_What is asked_
Return the entries below verbatim. Pictures stay out.

_Given records_

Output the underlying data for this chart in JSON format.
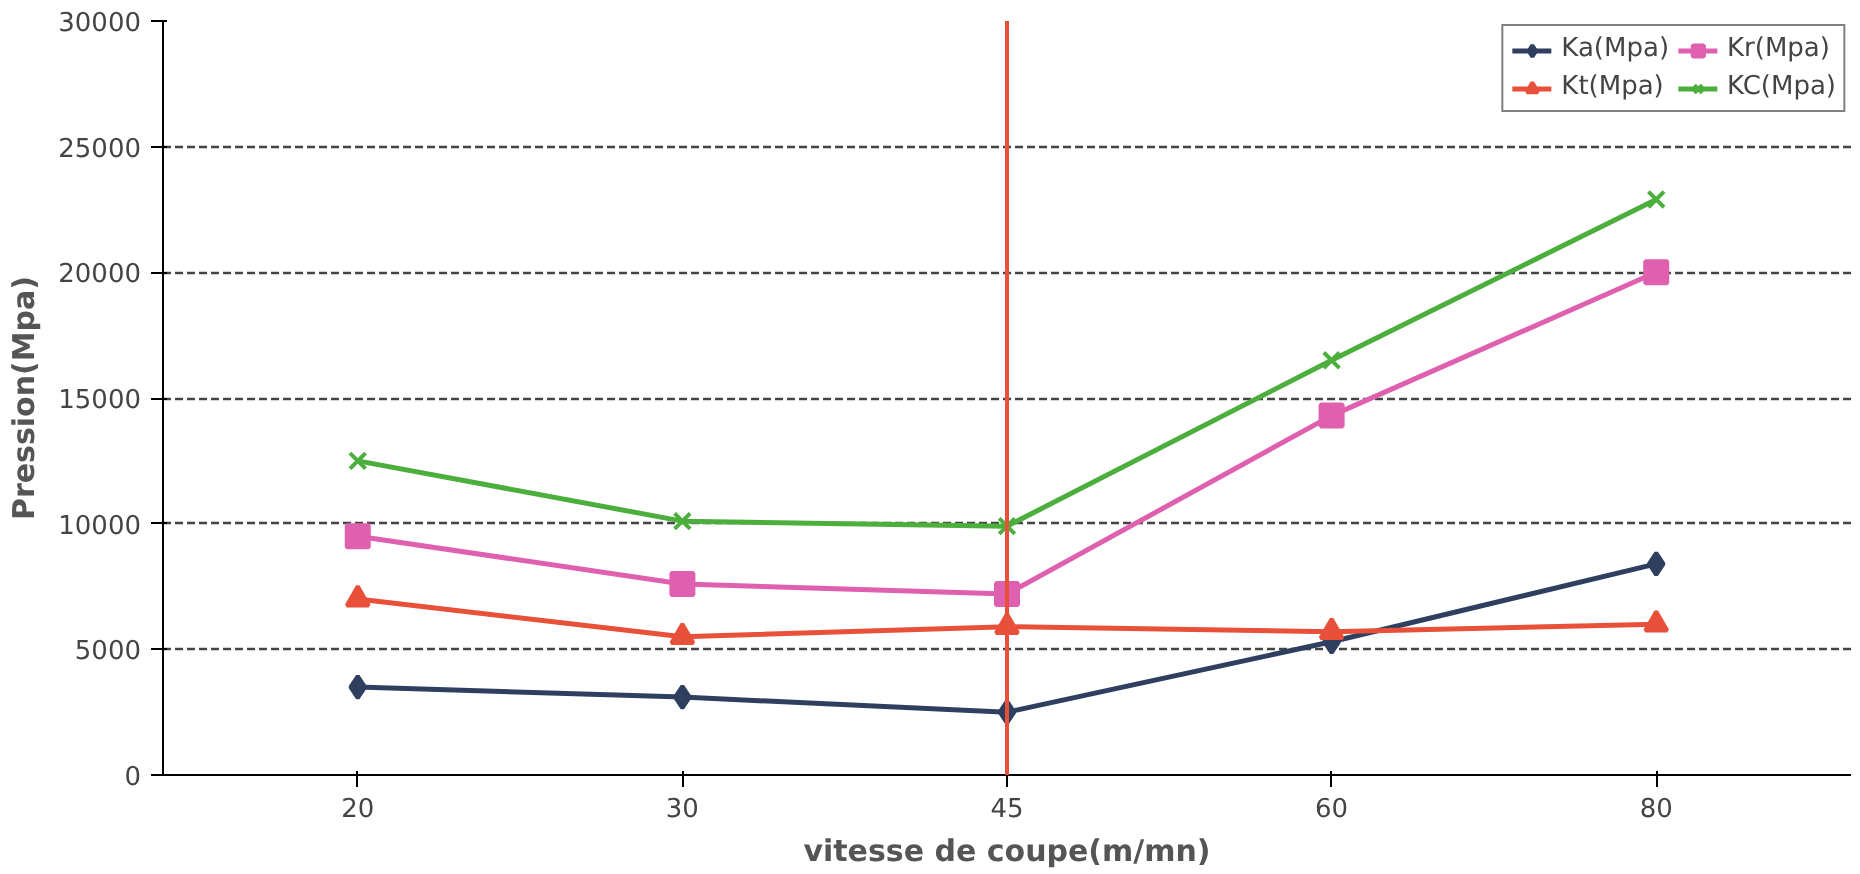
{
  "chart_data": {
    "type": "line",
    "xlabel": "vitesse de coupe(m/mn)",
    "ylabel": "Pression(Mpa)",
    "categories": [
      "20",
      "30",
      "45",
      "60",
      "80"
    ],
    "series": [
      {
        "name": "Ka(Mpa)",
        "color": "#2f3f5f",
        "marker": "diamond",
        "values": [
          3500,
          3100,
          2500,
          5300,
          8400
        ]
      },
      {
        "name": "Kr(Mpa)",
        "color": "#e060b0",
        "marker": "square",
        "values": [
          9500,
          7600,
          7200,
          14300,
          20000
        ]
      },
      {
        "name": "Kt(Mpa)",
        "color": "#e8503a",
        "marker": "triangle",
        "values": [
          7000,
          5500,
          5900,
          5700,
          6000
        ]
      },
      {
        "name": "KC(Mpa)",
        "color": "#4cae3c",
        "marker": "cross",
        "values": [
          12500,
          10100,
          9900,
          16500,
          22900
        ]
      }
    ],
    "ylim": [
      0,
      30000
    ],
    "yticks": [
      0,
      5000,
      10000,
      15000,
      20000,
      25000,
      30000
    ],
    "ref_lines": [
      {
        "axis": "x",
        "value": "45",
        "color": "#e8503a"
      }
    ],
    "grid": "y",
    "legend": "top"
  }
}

_Full output_
Output the underlying data for this chart in JSON format.
{
  "chart_data": {
    "type": "line",
    "xlabel": "vitesse de coupe(m/mn)",
    "ylabel": "Pression(Mpa)",
    "categories": [
      "20",
      "30",
      "45",
      "60",
      "80"
    ],
    "series": [
      {
        "name": "Ka(Mpa)",
        "color": "#2f3f5f",
        "marker": "diamond",
        "values": [
          3500,
          3100,
          2500,
          5300,
          8400
        ]
      },
      {
        "name": "Kr(Mpa)",
        "color": "#e060b0",
        "marker": "square",
        "values": [
          9500,
          7600,
          7200,
          14300,
          20000
        ]
      },
      {
        "name": "Kt(Mpa)",
        "color": "#e8503a",
        "marker": "triangle",
        "values": [
          7000,
          5500,
          5900,
          5700,
          6000
        ]
      },
      {
        "name": "KC(Mpa)",
        "color": "#4cae3c",
        "marker": "cross",
        "values": [
          12500,
          10100,
          9900,
          16500,
          22900
        ]
      }
    ],
    "ylim": [
      0,
      30000
    ],
    "yticks": [
      0,
      5000,
      10000,
      15000,
      20000,
      25000,
      30000
    ],
    "ref_lines": [
      {
        "axis": "x",
        "value": "45",
        "color": "#e8503a"
      }
    ],
    "grid": "y",
    "legend": "top"
  }
}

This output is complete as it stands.